Spatial layout data:

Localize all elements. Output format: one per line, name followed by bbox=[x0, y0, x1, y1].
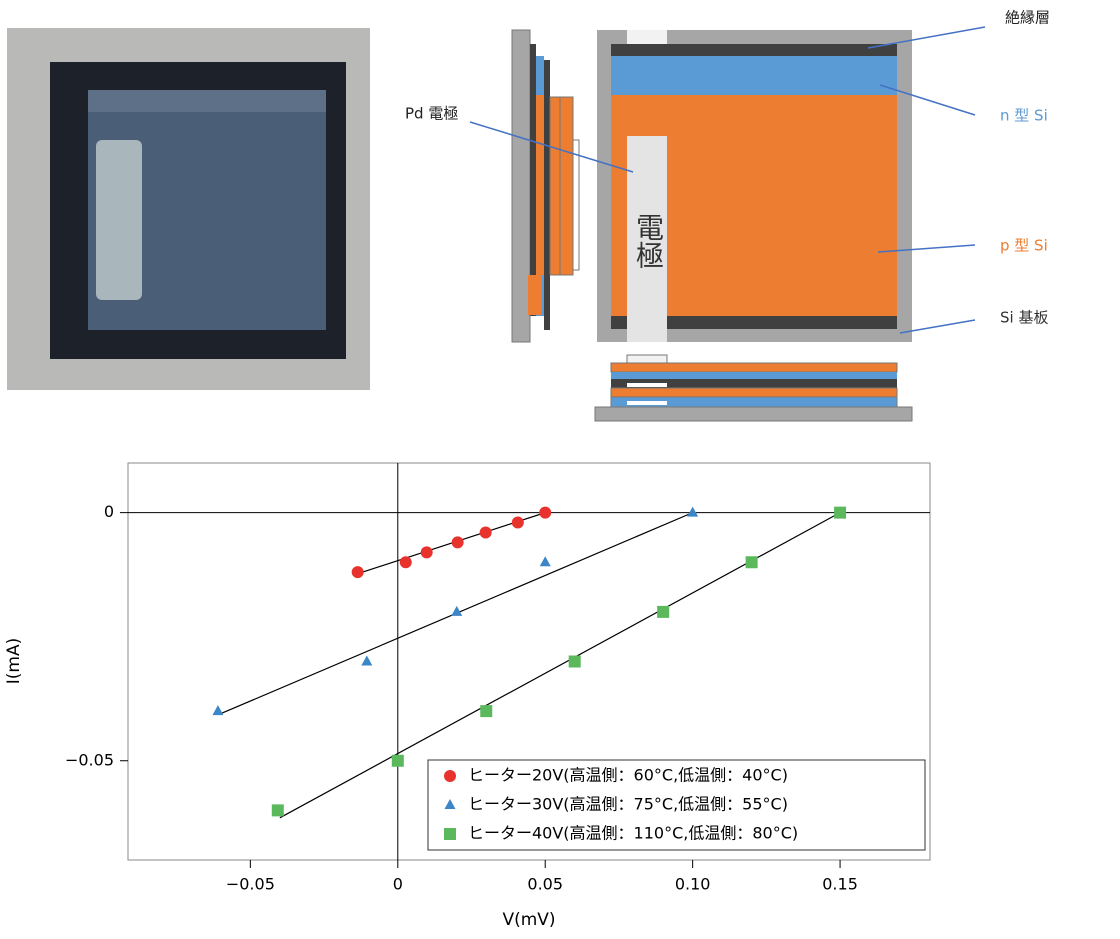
label: p 型 Si bbox=[1000, 237, 1048, 255]
point bbox=[834, 507, 846, 519]
point bbox=[512, 517, 524, 529]
point bbox=[212, 705, 223, 715]
page: 電極 絶縁層 n 型 Si Pd 電極 p 型 Si Si 基板 V(mV) I… bbox=[0, 0, 1120, 935]
x-tick-label: 0 bbox=[393, 875, 403, 894]
layer bbox=[627, 383, 667, 387]
layer bbox=[512, 30, 530, 342]
label: 絶縁層 bbox=[1005, 9, 1050, 27]
x-tick-label: 0.05 bbox=[527, 875, 563, 894]
y-tick-label: 0 bbox=[104, 502, 114, 521]
photo bbox=[7, 28, 370, 390]
x-tick-label: 0.10 bbox=[675, 875, 711, 894]
layer bbox=[595, 407, 912, 421]
point bbox=[687, 507, 698, 517]
point bbox=[361, 656, 372, 666]
point bbox=[569, 656, 581, 668]
layer bbox=[550, 97, 560, 275]
point bbox=[746, 556, 758, 568]
layer bbox=[611, 363, 897, 372]
n-layer bbox=[611, 56, 897, 95]
legend-marker bbox=[444, 770, 456, 782]
layer bbox=[544, 60, 550, 330]
side-view bbox=[512, 30, 579, 342]
chip-strip bbox=[88, 90, 326, 112]
layer bbox=[627, 401, 667, 405]
legend-label: ヒーター30V(高温側：75°C,低温側：55°C) bbox=[468, 795, 788, 814]
point bbox=[392, 755, 404, 767]
x-tick-label: 0.15 bbox=[822, 875, 858, 894]
point bbox=[400, 556, 412, 568]
layer bbox=[573, 140, 579, 270]
layer bbox=[560, 97, 573, 275]
layer bbox=[627, 355, 667, 363]
point bbox=[272, 804, 284, 816]
layer bbox=[528, 275, 542, 315]
point bbox=[352, 566, 364, 578]
legend-label: ヒーター20V(高温側：60°C,低温側：40°C) bbox=[468, 766, 788, 785]
point bbox=[480, 705, 492, 717]
label: n 型 Si bbox=[1000, 107, 1048, 125]
legend-marker bbox=[444, 828, 456, 840]
label: Pd 電極 bbox=[405, 105, 458, 123]
label: Si 基板 bbox=[1000, 309, 1048, 327]
point bbox=[540, 556, 551, 566]
electrode-slot bbox=[627, 30, 667, 44]
point bbox=[657, 606, 669, 618]
bottom-view bbox=[595, 355, 912, 421]
x-tick-label: −0.05 bbox=[226, 875, 275, 894]
chart: V(mV) I(mA) −0.05 0 0.05 0.10 0.15 −0.05 0 ヒーター… bbox=[4, 463, 930, 930]
electrode-label: 電極 bbox=[632, 213, 665, 269]
y-axis-label: I(mA) bbox=[4, 638, 24, 684]
legend-label: ヒーター40V(高温側：110°C,低温側：80°C) bbox=[468, 824, 798, 843]
y-tick-label: −0.05 bbox=[65, 750, 114, 769]
top-view: 電極 bbox=[597, 30, 912, 342]
point bbox=[480, 526, 492, 538]
figure: 電極 絶縁層 n 型 Si Pd 電極 p 型 Si Si 基板 V(mV) I… bbox=[0, 0, 1120, 935]
chip-electrode bbox=[96, 140, 142, 300]
point bbox=[539, 507, 551, 519]
layer bbox=[611, 372, 897, 379]
x-axis-label: V(mV) bbox=[502, 910, 555, 930]
point bbox=[421, 546, 433, 558]
insulator-layer bbox=[611, 44, 897, 56]
layer bbox=[611, 388, 897, 397]
point bbox=[452, 536, 464, 548]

● Work instructions:
Rewrite every line of the entries above as a numbered list. Skip blank lines and leave the pictures out.

● Full output:
1. Localize all elements. Output format: one per line, name followed by bbox=[x0, y0, x1, y1].
2. label: p 型 Si bbox=[1000, 237, 1048, 255]
3. point bbox=[834, 507, 846, 519]
4. point bbox=[512, 517, 524, 529]
5. point bbox=[212, 705, 223, 715]
6. page: 電極 絶縁層 n 型 Si Pd 電極 p 型 Si Si 基板 V(mV) I… bbox=[0, 0, 1120, 935]
7. x-tick-label: 0 bbox=[393, 875, 403, 894]
8. layer bbox=[627, 383, 667, 387]
9. layer bbox=[512, 30, 530, 342]
10. label: 絶縁層 bbox=[1005, 9, 1050, 27]
11. x-tick-label: 0.05 bbox=[527, 875, 563, 894]
12. y-tick-label: 0 bbox=[104, 502, 114, 521]
13. photo bbox=[7, 28, 370, 390]
14. x-tick-label: 0.10 bbox=[675, 875, 711, 894]
15. layer bbox=[595, 407, 912, 421]
16. point bbox=[687, 507, 698, 517]
17. point bbox=[361, 656, 372, 666]
18. point bbox=[569, 656, 581, 668]
19. layer bbox=[550, 97, 560, 275]
20. point bbox=[746, 556, 758, 568]
21. layer bbox=[611, 363, 897, 372]
22. n-layer bbox=[611, 56, 897, 95]
23. legend-marker bbox=[444, 770, 456, 782]
24. layer bbox=[544, 60, 550, 330]
25. side-view bbox=[512, 30, 579, 342]
26. chip-strip bbox=[88, 90, 326, 112]
27. layer bbox=[627, 401, 667, 405]
28. legend-label: ヒーター30V(高温側：75°C,低温側：55°C) bbox=[468, 795, 788, 814]
29. point bbox=[392, 755, 404, 767]
30. x-tick-label: 0.15 bbox=[822, 875, 858, 894]
31. point bbox=[400, 556, 412, 568]
32. layer bbox=[573, 140, 579, 270]
33. layer bbox=[560, 97, 573, 275]
34. layer bbox=[627, 355, 667, 363]
35. point bbox=[272, 804, 284, 816]
36. layer bbox=[528, 275, 542, 315]
37. point bbox=[352, 566, 364, 578]
38. legend-label: ヒーター20V(高温側：60°C,低温側：40°C) bbox=[468, 766, 788, 785]
39. point bbox=[480, 705, 492, 717]
40. label: n 型 Si bbox=[1000, 107, 1048, 125]
41. legend-marker bbox=[444, 828, 456, 840]
42. label: Pd 電極 bbox=[405, 105, 458, 123]
43. label: Si 基板 bbox=[1000, 309, 1048, 327]
44. point bbox=[540, 556, 551, 566]
45. electrode-slot bbox=[627, 30, 667, 44]
46. point bbox=[657, 606, 669, 618]
47. bottom-view bbox=[595, 355, 912, 421]
48. x-tick-label: −0.05 bbox=[226, 875, 275, 894]
49. chart: V(mV) I(mA) −0.05 0 0.05 0.10 0.15 −0.05 0 ヒーター… bbox=[4, 463, 930, 930]
50. electrode-label: 電極 bbox=[632, 213, 665, 269]
51. y-axis-label: I(mA) bbox=[4, 638, 24, 684]
52. legend-label: ヒーター40V(高温側：110°C,低温側：80°C) bbox=[468, 824, 798, 843]
53. y-tick-label: −0.05 bbox=[65, 750, 114, 769]
54. top-view: 電極 bbox=[597, 30, 912, 342]
55. point bbox=[480, 526, 492, 538]
56. figure: 電極 絶縁層 n 型 Si Pd 電極 p 型 Si Si 基板 V(mV) I… bbox=[0, 0, 1120, 935]
57. chip-electrode bbox=[96, 140, 142, 300]
58. point bbox=[539, 507, 551, 519]
59. layer bbox=[611, 372, 897, 379]
60. x-axis-label: V(mV) bbox=[502, 910, 555, 930]
61. point bbox=[421, 546, 433, 558]
62. insulator-layer bbox=[611, 44, 897, 56]
63. layer bbox=[611, 388, 897, 397]
64. point bbox=[452, 536, 464, 548]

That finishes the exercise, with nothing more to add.